--- Figure record extracts ---
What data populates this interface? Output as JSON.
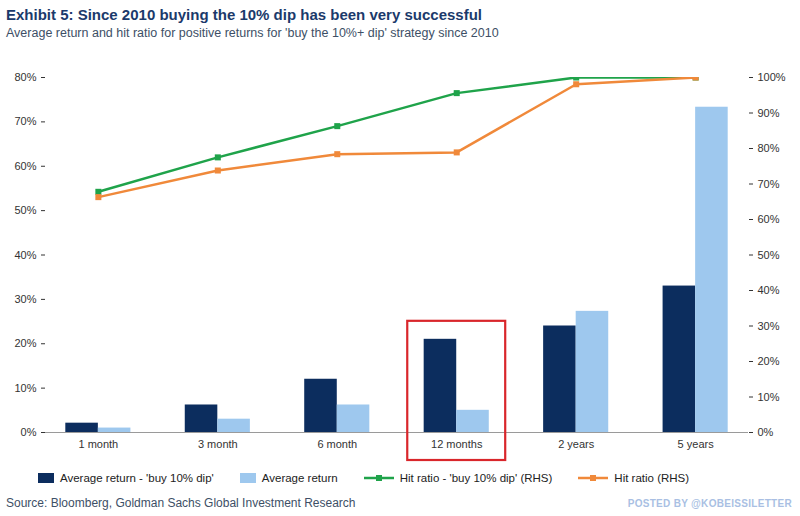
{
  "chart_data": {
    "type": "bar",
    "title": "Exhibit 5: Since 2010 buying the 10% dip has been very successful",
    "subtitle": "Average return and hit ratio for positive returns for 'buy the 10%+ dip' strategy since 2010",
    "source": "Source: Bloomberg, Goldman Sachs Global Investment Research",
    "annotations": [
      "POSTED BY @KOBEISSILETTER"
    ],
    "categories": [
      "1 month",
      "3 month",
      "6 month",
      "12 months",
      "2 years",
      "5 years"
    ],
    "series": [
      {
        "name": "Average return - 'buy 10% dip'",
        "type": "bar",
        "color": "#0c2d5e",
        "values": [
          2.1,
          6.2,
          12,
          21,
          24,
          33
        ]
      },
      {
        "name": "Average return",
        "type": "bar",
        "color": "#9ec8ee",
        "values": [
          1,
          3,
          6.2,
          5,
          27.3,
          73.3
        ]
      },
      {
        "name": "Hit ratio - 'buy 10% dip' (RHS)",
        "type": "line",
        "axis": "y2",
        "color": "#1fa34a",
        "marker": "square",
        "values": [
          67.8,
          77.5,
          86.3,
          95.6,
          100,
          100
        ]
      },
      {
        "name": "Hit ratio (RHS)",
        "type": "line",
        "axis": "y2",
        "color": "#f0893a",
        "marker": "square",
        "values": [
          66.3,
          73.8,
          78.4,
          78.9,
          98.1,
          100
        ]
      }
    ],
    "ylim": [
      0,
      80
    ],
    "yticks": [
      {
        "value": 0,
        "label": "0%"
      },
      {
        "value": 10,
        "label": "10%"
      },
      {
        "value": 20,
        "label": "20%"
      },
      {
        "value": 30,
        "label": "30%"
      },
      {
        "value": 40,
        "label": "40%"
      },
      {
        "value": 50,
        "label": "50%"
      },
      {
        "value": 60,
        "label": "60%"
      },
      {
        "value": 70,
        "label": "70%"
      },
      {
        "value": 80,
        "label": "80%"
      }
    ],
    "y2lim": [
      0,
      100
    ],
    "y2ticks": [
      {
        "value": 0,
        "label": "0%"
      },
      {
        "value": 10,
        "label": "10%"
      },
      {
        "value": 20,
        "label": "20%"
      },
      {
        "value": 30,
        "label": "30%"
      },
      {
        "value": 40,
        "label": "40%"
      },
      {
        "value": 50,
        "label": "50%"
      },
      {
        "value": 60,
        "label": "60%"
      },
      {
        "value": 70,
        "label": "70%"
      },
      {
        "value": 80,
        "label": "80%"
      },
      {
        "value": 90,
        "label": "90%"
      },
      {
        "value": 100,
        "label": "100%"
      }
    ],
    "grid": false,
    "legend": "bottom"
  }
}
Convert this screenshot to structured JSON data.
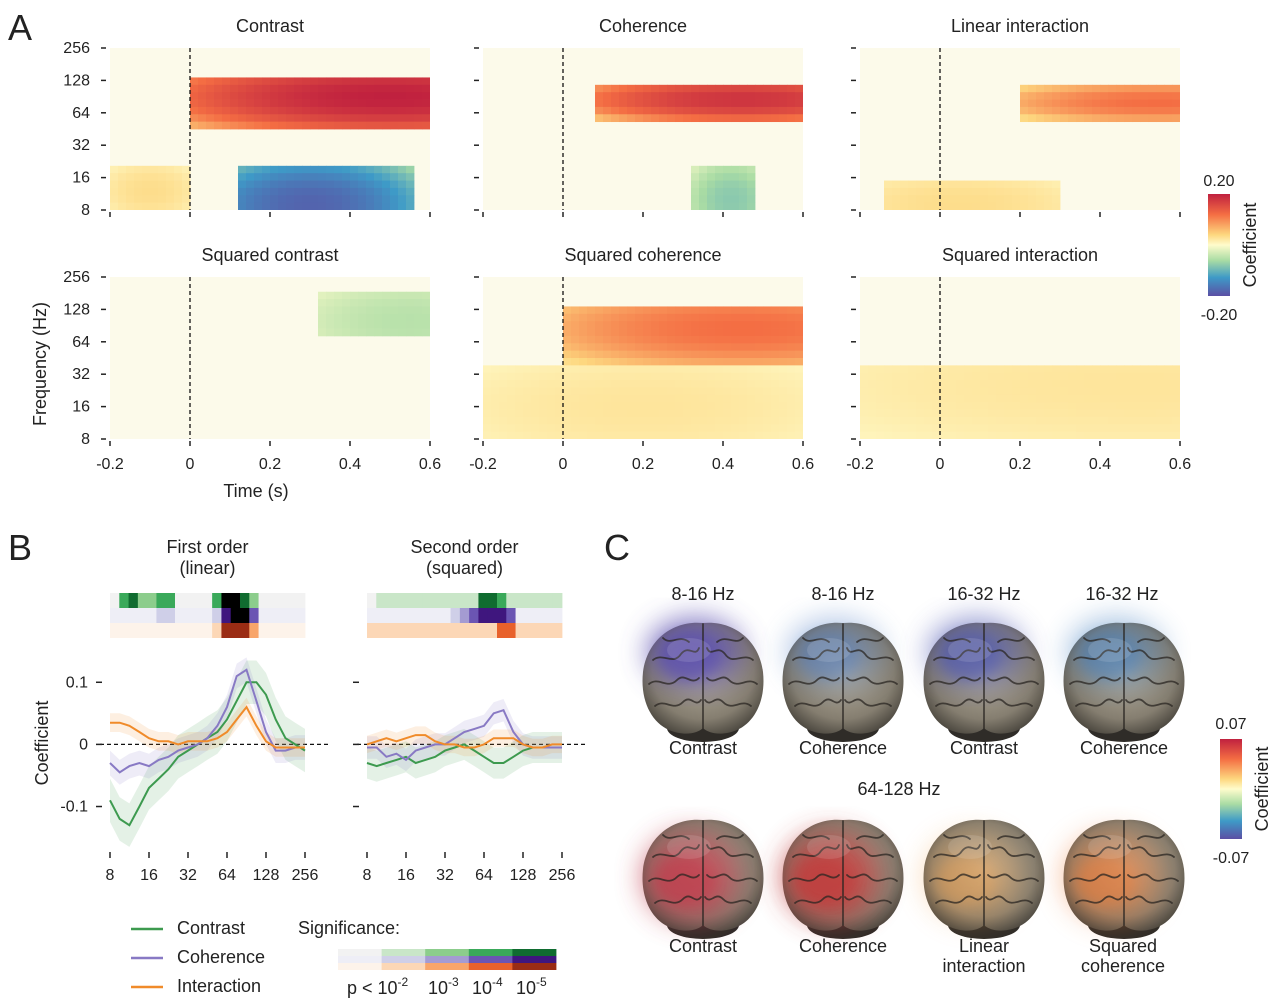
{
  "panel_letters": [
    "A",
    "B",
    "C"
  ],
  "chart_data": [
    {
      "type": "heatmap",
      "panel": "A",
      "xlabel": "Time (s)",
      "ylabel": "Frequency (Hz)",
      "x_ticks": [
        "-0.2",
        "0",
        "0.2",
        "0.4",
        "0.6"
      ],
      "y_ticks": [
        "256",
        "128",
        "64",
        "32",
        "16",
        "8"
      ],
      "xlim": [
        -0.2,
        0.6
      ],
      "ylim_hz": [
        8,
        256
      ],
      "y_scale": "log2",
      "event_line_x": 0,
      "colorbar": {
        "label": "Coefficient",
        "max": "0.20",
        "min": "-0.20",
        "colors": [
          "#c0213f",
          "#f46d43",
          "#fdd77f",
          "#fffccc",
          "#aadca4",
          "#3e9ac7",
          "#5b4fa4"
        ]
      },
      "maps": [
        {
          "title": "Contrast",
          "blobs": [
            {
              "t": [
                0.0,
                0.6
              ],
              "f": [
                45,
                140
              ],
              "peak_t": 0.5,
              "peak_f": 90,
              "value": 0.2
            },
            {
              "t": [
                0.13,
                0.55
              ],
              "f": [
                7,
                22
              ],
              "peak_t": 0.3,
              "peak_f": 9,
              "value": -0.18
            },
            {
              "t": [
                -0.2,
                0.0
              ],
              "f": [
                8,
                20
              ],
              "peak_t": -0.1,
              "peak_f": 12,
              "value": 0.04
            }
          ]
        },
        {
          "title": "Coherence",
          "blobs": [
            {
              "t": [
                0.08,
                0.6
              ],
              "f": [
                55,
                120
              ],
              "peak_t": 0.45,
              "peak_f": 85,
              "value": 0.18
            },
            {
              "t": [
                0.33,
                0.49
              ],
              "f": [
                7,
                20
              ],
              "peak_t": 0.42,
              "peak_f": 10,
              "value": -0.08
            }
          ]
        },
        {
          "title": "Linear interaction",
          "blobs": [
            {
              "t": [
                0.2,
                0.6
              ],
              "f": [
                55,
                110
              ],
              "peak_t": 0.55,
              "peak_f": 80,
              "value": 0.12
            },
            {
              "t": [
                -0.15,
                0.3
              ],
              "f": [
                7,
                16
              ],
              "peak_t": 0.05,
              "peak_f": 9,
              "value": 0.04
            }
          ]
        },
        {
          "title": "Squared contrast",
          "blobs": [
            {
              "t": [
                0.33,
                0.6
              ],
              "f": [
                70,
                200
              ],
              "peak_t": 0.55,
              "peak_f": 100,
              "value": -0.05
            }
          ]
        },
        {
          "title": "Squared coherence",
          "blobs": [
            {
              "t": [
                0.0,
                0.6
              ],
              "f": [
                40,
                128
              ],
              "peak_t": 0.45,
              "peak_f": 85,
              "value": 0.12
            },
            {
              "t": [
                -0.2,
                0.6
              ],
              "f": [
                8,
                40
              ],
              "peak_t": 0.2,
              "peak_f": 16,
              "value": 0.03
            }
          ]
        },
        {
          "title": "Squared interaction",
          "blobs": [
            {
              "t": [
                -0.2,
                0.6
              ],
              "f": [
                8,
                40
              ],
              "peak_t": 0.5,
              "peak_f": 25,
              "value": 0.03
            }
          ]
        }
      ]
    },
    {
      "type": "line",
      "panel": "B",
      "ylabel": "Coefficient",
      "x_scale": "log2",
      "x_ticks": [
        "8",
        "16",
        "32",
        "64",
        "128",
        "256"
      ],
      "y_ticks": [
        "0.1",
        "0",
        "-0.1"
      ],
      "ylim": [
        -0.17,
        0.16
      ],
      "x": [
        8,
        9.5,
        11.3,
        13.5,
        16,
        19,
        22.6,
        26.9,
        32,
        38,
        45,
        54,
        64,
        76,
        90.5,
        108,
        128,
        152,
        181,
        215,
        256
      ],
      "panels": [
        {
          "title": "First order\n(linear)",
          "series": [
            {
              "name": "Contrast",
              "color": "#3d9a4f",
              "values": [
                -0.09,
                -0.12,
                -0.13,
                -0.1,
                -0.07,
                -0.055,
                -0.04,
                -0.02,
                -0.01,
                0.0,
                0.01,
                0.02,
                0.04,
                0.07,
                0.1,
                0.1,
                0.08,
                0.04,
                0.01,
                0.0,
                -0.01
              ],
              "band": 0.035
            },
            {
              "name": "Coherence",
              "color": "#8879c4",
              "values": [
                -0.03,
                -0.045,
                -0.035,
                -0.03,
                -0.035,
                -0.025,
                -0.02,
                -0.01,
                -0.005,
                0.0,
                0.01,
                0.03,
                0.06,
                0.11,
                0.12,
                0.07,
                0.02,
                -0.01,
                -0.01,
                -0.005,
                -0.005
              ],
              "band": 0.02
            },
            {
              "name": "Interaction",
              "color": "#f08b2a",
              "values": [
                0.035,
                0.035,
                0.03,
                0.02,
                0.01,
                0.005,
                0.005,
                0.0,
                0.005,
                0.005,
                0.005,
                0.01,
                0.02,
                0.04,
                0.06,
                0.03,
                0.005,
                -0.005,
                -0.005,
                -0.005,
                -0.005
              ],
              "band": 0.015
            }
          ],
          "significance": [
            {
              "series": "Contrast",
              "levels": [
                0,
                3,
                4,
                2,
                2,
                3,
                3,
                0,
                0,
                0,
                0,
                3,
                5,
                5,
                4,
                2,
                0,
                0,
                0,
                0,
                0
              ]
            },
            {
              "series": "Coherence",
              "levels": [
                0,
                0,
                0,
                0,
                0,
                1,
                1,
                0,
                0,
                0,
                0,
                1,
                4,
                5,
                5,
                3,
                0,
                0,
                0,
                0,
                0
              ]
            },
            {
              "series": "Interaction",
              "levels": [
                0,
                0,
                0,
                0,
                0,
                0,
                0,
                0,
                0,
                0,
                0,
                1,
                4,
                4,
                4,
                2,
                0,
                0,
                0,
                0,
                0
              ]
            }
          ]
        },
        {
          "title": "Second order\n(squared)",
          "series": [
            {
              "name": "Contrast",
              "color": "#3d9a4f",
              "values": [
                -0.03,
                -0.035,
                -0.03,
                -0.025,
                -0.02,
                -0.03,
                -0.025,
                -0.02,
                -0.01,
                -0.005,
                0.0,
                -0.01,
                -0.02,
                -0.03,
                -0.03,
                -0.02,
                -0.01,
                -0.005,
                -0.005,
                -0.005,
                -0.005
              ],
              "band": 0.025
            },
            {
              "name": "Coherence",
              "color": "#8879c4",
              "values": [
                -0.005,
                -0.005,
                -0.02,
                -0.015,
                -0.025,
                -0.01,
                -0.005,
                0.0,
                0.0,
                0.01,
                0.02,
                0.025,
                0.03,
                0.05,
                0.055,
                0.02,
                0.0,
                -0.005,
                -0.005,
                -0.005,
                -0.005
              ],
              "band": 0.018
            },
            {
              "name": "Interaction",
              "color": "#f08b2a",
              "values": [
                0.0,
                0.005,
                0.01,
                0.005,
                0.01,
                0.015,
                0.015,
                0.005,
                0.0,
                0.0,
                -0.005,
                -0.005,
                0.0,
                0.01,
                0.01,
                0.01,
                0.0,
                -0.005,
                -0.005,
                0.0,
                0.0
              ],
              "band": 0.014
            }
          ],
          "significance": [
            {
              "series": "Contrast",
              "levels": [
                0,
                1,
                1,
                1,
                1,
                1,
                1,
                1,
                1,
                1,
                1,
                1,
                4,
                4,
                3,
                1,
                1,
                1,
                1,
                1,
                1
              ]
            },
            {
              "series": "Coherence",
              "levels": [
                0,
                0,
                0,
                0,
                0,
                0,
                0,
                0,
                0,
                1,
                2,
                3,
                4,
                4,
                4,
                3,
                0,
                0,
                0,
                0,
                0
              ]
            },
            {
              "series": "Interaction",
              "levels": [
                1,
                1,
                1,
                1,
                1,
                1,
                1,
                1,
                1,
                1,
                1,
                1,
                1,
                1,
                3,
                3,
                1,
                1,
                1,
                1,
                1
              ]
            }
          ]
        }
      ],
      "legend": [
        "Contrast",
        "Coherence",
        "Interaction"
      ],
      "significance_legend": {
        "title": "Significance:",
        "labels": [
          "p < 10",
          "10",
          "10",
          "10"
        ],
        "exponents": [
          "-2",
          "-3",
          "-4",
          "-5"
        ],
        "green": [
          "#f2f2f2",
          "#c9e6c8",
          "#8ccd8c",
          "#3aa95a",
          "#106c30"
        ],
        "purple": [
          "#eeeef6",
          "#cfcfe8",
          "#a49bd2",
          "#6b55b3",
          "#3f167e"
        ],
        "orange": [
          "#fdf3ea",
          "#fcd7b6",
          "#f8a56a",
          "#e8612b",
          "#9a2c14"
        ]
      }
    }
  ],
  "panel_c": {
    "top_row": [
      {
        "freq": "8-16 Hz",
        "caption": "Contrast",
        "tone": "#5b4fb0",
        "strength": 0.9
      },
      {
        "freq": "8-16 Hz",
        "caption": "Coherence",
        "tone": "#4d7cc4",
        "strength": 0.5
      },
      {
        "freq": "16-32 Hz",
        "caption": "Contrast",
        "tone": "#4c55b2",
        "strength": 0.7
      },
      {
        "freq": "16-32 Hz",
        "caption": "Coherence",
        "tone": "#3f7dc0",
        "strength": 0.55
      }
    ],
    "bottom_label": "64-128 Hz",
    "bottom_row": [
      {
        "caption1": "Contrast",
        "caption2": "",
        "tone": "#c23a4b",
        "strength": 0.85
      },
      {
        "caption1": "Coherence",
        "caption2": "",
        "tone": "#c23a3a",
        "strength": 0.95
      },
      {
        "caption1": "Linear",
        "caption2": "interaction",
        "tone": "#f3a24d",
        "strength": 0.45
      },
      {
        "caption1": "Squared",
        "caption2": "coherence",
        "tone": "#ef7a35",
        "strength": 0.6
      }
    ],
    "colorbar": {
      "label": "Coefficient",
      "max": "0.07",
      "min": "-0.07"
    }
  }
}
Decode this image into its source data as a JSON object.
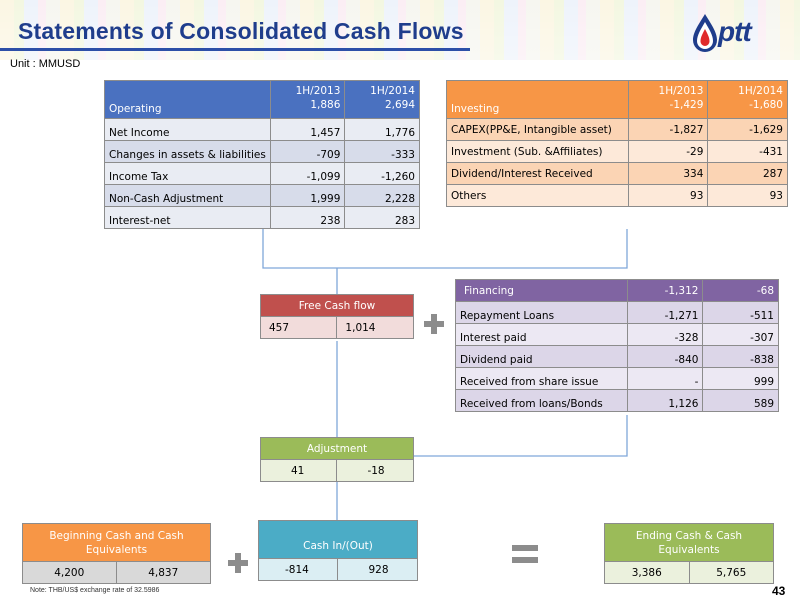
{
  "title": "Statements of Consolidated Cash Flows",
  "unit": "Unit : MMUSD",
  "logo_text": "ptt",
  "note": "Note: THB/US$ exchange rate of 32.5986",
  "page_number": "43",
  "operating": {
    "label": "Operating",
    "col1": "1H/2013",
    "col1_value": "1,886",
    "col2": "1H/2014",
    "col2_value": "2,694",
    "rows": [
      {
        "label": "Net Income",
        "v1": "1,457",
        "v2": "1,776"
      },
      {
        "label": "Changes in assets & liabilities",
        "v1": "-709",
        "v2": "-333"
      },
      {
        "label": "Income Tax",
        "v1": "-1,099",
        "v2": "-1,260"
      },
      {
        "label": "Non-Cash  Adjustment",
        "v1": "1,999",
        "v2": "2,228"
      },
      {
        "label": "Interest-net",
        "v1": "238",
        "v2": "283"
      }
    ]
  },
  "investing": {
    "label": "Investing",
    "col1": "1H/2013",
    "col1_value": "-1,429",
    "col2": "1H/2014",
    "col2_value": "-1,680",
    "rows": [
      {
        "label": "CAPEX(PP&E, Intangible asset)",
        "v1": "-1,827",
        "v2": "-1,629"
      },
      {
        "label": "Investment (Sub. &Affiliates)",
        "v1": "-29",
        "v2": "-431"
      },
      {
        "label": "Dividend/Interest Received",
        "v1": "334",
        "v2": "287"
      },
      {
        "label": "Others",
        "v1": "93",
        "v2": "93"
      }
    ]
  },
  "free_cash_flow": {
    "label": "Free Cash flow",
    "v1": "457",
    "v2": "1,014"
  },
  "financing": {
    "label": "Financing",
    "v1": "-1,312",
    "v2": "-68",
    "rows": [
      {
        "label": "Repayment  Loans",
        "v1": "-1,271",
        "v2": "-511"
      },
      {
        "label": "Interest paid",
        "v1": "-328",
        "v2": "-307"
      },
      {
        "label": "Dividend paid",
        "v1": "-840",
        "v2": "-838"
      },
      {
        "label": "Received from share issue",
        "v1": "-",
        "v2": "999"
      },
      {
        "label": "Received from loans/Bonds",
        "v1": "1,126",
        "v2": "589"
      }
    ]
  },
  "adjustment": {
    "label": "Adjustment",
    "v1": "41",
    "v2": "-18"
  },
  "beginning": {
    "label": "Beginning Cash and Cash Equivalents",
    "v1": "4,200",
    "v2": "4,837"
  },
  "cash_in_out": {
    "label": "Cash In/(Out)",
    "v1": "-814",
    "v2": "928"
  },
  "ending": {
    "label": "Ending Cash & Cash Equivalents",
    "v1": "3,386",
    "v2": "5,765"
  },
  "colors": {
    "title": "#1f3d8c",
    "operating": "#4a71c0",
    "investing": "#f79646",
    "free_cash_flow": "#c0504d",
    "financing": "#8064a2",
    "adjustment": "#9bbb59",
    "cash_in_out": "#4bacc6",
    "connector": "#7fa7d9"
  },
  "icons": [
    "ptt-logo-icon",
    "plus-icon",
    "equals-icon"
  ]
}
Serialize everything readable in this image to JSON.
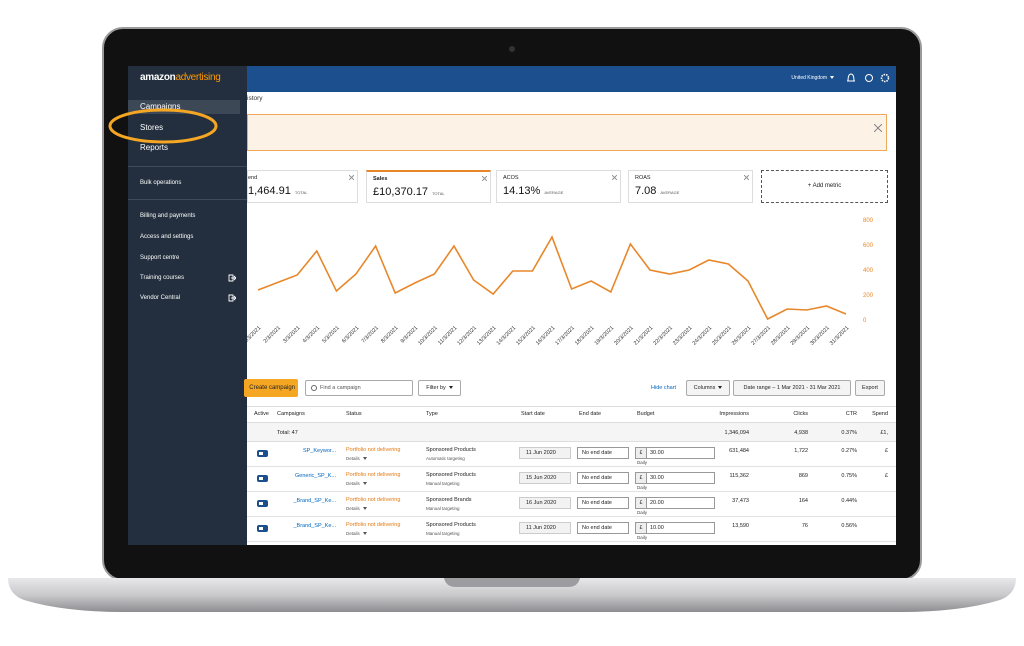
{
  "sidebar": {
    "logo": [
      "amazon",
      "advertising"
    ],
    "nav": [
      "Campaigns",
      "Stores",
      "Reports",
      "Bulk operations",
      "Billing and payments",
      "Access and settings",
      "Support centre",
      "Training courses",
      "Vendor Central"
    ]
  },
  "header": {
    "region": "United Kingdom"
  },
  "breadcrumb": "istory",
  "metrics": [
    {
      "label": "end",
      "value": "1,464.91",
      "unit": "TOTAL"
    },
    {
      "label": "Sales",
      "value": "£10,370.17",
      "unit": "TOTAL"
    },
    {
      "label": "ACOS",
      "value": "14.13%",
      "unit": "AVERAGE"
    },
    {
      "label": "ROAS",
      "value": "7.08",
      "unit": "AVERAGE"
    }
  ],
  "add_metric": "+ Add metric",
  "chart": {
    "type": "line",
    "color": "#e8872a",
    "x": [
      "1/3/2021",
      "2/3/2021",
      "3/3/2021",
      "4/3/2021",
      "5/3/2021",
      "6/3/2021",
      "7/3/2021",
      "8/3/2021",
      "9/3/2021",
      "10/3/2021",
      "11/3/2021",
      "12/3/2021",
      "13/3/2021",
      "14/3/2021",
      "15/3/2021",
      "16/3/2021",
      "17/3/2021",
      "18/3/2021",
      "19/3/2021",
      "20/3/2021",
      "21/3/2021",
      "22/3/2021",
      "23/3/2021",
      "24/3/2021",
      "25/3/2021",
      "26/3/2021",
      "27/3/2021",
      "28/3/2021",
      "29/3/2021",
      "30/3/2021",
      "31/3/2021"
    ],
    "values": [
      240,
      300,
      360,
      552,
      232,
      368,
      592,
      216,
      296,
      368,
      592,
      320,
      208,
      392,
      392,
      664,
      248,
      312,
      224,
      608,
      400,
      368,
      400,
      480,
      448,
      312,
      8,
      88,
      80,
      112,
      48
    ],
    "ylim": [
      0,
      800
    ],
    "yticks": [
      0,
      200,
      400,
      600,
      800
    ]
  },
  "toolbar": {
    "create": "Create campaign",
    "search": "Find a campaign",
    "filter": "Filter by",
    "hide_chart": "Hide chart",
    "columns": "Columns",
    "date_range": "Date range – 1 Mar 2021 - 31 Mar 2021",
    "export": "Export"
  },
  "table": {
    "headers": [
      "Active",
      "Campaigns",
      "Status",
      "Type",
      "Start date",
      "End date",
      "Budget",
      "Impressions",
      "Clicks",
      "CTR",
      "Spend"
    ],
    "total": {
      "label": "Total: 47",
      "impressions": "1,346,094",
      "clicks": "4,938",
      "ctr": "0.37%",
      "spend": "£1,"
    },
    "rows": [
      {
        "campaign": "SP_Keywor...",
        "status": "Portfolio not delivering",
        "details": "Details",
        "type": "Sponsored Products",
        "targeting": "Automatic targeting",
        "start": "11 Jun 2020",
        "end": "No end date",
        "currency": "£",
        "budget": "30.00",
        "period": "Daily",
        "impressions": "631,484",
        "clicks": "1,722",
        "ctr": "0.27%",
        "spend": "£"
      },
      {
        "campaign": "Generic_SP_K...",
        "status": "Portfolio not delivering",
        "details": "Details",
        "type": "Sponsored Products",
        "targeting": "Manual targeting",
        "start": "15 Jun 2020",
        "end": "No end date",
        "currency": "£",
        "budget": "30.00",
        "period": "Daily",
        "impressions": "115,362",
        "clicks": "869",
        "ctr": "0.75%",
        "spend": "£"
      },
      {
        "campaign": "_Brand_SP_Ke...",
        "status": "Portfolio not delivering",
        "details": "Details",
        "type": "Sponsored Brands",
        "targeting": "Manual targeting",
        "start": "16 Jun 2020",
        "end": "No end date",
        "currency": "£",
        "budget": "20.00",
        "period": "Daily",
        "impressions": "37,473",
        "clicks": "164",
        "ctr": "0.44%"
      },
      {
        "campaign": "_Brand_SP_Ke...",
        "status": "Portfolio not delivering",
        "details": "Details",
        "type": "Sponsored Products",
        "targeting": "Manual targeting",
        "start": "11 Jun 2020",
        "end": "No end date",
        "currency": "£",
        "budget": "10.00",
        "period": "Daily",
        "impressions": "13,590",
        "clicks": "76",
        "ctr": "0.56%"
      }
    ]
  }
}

--- Exercise directions ---
Among the entries above, how many lines include the word "ylabel"? Reply with the number only.

--- Written solution ---
2